**Task brief:**
Scan the records for the string "name"; copy each line where it occurs.

**Exercise data:**
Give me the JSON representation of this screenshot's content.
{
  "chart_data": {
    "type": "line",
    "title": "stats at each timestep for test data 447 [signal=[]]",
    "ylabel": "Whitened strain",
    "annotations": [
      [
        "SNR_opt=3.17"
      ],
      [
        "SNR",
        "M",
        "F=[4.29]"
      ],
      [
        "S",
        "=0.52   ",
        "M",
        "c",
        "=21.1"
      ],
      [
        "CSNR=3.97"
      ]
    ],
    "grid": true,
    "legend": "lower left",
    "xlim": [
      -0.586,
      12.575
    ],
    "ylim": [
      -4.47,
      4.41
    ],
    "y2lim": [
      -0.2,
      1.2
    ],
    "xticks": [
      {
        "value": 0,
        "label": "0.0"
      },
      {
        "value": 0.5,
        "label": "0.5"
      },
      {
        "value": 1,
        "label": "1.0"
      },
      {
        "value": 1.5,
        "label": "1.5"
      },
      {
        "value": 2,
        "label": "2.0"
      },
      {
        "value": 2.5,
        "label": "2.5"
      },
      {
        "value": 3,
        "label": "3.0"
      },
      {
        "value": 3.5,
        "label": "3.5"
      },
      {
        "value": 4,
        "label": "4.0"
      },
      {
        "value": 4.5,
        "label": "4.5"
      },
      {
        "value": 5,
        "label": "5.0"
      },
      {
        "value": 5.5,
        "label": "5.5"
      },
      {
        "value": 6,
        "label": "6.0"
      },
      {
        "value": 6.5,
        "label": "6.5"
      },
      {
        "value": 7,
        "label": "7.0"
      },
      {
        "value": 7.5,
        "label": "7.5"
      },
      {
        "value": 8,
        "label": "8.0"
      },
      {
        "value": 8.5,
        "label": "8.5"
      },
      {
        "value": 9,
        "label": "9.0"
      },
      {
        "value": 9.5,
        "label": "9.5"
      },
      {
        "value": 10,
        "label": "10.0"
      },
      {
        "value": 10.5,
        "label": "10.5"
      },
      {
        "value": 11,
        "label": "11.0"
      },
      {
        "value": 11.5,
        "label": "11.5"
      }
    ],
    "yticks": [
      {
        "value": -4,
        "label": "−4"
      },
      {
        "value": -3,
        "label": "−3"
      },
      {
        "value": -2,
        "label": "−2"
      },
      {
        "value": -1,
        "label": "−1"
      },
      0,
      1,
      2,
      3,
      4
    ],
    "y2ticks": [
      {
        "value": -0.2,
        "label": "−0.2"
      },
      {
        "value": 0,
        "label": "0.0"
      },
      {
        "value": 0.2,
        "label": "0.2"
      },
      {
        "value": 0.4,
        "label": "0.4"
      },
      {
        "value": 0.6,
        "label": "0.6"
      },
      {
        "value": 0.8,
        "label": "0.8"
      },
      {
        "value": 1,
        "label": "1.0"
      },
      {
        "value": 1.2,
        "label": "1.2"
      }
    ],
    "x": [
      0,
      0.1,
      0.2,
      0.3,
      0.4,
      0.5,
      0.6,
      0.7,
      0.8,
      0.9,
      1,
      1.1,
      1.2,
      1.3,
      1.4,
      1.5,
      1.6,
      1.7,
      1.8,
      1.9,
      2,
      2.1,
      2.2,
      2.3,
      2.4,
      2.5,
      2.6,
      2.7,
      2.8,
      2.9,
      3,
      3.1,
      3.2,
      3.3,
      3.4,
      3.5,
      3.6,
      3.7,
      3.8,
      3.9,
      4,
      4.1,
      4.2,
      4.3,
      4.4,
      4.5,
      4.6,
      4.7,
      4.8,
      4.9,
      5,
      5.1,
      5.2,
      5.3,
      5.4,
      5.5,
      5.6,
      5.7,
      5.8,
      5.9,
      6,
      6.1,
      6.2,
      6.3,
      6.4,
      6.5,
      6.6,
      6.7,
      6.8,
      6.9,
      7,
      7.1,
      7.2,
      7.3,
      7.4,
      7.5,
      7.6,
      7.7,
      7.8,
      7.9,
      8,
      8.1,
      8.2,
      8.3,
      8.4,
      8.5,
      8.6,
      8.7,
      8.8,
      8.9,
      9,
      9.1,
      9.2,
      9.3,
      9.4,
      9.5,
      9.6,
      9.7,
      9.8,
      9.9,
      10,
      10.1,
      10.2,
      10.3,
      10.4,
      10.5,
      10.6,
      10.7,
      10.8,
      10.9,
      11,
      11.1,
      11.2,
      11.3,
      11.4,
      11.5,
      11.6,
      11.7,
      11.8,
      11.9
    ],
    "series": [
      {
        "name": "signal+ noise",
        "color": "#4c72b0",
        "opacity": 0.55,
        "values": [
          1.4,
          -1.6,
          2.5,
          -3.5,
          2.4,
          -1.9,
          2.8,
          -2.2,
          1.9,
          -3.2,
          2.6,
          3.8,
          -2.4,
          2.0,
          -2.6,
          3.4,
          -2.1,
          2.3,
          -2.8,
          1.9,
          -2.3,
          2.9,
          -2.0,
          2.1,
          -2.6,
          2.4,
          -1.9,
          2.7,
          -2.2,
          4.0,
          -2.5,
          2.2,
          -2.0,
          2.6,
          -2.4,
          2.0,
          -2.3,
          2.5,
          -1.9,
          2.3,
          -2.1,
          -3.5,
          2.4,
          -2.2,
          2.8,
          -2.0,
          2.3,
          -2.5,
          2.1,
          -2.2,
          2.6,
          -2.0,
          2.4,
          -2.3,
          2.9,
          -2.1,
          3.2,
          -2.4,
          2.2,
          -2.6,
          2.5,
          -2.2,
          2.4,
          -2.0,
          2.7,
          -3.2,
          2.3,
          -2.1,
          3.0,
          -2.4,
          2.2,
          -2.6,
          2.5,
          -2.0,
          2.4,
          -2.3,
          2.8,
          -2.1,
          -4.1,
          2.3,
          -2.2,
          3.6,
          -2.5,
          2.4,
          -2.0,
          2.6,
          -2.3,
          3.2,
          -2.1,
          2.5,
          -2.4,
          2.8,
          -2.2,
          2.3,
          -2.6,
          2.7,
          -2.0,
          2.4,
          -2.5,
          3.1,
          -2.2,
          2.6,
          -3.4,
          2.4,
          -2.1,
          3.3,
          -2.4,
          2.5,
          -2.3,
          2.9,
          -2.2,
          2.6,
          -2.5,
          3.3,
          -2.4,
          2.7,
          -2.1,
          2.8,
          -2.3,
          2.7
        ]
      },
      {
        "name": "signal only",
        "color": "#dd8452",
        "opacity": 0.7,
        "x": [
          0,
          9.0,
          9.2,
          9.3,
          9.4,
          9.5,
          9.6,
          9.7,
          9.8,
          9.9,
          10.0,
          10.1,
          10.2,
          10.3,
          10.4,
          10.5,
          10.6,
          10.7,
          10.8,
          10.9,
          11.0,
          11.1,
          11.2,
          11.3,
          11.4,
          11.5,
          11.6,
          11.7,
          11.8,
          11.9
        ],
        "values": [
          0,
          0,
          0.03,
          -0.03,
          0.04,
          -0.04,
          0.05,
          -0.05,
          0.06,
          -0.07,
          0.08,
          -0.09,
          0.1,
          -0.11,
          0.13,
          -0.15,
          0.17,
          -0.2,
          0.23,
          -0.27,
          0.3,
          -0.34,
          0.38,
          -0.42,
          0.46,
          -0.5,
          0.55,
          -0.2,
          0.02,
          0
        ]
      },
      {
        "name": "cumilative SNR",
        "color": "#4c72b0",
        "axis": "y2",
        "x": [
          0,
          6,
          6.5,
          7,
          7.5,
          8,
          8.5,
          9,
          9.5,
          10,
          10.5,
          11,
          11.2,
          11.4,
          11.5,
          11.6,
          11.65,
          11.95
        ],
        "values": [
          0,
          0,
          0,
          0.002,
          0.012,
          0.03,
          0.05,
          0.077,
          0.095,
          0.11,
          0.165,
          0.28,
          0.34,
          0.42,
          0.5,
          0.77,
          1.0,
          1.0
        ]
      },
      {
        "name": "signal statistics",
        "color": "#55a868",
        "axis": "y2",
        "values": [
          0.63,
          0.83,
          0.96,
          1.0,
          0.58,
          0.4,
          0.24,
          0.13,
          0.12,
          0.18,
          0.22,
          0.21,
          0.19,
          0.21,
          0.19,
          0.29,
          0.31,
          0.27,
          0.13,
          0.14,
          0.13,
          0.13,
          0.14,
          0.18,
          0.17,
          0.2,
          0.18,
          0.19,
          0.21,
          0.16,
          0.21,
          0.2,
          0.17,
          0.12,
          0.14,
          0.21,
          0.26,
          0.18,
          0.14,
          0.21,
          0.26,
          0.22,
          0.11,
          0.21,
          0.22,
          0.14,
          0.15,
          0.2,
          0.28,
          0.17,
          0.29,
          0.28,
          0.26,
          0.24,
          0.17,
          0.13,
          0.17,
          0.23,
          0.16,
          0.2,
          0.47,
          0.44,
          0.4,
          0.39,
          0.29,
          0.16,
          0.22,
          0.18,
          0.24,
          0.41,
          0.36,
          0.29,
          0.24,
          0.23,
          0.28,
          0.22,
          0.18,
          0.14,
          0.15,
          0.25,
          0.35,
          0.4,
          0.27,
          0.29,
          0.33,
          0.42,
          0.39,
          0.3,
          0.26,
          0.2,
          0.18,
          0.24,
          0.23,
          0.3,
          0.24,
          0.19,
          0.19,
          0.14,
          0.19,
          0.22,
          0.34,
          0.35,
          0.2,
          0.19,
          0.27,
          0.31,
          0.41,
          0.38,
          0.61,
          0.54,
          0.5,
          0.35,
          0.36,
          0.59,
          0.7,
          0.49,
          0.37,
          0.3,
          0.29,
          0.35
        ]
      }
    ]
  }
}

**Output of the task:**
        "name": "signal+ noise",
        "name": "signal only",
        "name": "cumilative SNR",
        "name": "signal statistics",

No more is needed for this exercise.